The problem - Starting at the line that holds "What data populates", copy every line exactly through the end of the data, and no others.

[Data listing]

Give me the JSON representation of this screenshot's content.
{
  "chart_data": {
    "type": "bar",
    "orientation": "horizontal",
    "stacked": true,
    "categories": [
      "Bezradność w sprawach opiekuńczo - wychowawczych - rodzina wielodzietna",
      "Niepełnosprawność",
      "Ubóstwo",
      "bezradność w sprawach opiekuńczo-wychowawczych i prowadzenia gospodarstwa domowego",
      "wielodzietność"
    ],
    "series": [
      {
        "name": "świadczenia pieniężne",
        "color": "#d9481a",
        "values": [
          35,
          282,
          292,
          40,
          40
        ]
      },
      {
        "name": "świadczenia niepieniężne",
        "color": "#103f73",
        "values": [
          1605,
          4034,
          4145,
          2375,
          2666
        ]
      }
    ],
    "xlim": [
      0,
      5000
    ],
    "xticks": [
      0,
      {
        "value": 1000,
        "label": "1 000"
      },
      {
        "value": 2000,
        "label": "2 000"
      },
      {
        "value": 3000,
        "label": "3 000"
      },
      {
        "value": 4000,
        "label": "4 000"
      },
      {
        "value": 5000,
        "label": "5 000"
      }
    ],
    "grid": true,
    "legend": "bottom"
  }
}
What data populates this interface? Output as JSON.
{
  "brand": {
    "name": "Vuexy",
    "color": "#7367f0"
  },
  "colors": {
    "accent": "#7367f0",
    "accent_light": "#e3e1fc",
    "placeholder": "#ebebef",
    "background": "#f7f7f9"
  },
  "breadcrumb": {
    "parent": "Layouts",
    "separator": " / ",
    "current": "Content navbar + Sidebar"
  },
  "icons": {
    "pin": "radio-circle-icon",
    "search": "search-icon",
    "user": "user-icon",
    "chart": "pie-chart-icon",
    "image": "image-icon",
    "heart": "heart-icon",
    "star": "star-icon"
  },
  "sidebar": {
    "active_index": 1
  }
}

Full output -
What data populates this interface? Output as JSON.
{
  "brand": {
    "name": "Vuexy",
    "color": "#7367f0"
  },
  "colors": {
    "accent": "#7367f0",
    "accent_light": "#e3e1fc",
    "placeholder": "#ebebef",
    "background": "#f7f7f9"
  },
  "breadcrumb": {
    "parent": "Layouts",
    "separator": " / ",
    "current": "Content navbar + Sidebar"
  },
  "icons": {
    "pin": "radio-circle-icon",
    "search": "search-icon",
    "user": "user-icon",
    "chart": "pie-chart-icon",
    "image": "image-icon",
    "heart": "heart-icon",
    "star": "star-icon"
  },
  "sidebar": {
    "active_index": 1
  }
}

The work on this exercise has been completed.